=== Document excerpt ===
IBM WebSphere Process Server 7 and Enterprise Service Bus 7 : Monitoring WPS/WESB applications

There is also a need to understand, from a runtime perspective, what is happening within the deployed solution. Some of the common visibility items include:

  • Overall System/Server Health-CPU usage, memory usage, IO usage, connection pool, thread pool, event logs, disk space, and so on

  • Module Health-Status of modules, failed events, status of process instances, and so on

  • Services Health and Performance-Response time, throughput, periodic statistics, failure rates, and so on

  • Diagnostic Information-Logs, trace, threads, and so on

  • Business Process/Activity Performance-One of the goals of modelling a business process is to measure the efficiency and the performance of the process itself based on KPIs and other instance metrics

From an overall system monitoring perspective, you need to make sense out of the raw data you are looking at. You need meaningful information and capabilities that give you this information that you are looking for. Also, we need to understand and act on various exceptions that are being thrown by the SCA components and associated escalations, human tasks, compensation, and escalation chains. So from a WID/WPS/WESB point of view, let’s look at the tools and capabilities available to get visibility into the solution.
=== Records ===
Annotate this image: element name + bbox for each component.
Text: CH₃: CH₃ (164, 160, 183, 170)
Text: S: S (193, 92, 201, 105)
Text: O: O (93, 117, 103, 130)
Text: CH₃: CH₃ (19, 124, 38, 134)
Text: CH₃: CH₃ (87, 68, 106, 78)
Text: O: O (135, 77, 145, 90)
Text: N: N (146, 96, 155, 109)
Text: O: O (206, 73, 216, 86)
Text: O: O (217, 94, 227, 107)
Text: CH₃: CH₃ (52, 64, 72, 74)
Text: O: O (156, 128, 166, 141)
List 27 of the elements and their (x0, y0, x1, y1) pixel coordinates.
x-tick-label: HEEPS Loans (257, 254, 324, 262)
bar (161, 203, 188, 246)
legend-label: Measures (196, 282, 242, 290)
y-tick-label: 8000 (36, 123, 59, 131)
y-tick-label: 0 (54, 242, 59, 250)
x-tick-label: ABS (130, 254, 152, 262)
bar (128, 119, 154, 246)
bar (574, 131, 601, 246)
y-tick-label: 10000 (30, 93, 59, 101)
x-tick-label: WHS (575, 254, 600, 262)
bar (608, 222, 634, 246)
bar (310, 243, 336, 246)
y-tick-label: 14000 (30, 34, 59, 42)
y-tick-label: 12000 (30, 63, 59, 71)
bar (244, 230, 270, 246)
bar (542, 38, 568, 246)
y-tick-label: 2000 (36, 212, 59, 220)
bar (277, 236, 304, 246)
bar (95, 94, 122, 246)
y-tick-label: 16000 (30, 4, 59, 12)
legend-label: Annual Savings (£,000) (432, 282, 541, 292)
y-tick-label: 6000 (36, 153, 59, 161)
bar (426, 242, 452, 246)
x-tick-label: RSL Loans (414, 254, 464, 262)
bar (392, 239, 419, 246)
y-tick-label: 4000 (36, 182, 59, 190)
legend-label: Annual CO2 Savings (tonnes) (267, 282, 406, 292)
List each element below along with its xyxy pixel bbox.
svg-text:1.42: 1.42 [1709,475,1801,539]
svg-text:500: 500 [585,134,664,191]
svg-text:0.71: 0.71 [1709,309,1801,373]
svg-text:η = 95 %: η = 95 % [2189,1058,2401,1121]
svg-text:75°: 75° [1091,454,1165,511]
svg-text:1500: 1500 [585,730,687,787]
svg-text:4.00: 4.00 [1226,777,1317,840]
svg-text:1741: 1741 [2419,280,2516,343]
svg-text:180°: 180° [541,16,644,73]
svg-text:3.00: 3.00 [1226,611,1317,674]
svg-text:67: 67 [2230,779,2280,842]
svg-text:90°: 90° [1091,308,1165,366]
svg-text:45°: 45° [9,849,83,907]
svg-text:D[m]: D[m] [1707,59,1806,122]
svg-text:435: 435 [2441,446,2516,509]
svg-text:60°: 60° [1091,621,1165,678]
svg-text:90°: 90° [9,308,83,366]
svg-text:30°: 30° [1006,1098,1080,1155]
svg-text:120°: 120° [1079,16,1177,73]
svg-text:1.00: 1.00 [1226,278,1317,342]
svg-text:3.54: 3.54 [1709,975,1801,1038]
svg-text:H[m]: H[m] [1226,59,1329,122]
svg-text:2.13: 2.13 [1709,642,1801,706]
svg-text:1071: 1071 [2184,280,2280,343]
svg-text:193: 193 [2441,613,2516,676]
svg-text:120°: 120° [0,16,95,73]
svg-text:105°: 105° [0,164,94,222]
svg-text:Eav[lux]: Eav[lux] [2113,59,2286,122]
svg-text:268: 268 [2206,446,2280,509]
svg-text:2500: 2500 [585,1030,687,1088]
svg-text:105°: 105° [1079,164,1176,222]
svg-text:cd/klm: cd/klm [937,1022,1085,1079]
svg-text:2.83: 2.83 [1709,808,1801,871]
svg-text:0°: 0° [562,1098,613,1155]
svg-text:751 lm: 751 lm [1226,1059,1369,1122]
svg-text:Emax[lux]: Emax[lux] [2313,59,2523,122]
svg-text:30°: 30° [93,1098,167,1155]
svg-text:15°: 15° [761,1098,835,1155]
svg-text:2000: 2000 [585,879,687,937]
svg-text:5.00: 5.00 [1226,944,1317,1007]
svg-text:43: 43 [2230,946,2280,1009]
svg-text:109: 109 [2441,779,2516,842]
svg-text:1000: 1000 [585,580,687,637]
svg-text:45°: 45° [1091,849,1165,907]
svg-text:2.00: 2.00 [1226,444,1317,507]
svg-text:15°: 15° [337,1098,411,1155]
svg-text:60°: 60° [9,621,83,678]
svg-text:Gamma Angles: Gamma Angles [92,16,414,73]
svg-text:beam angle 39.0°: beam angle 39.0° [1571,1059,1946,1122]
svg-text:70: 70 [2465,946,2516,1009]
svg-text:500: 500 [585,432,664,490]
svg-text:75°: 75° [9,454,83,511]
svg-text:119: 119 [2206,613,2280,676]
===
### Problem set
[a] According to the monitoring excerpt, why is business process and activity performance something to monitor? Answer in one to three sentences.
[b] Please go on with the monitoring excerpt, starting right after its final sentence.
These lines are separate material and are not part of the monitoring excerpt.

### Results for the exercise
[a] One of the goals of modeling a business process is to measure how efficiently and how well the process itself performs. That measurement is based on KPIs and other instance metrics.

[b]
WebSphere Business Monitor and the WebSphere Monitor Toolkit provide business activity monitoring capabilities that offer real-time insight into the business processes. It provides visualization dashboards (through Business Space) such as business process information, human task activities, process diagrams, Key Performance Indicators (KPI), dimensional views, visualizing a process flow, and so on. These products allow you to monitor the processes that are being executed on WPS and analyze them for further and future tuning.

Tools and capabilities provided

We will see in this section how to monitor the business processes and the SCA modules and components using BPC Explorer, BPC Observer, Business Space, and CEI Browser.

To monitor the modules including Business Process Components for throughput and performance-related issues, WPS provides the following capabilities:

  • Business Process Choreographer Explorer (BPC Explorer): Used to monitor process instances and also to determine whether you need to take action so that the process can run to completion.

  • Failed Event Manager: Used to monitor errors in asynchronous communication. If, for example, a message could not be delivered to a target component, the user may use the Failed Event Manager to resubmit this message after either correcting a message payload or after correcting the error.

  • Service Integration Bus Browser: Used to monitor and administer the SIBus topology underneath WPS.

  • Business Space Health Monitor: Provides an aggregated and high-level view on application and component health, which are part of WPS.

  • Common Base Event browser (CBE browser): To retrieve and view events in the Common Event Infrastructure (CEI) event database.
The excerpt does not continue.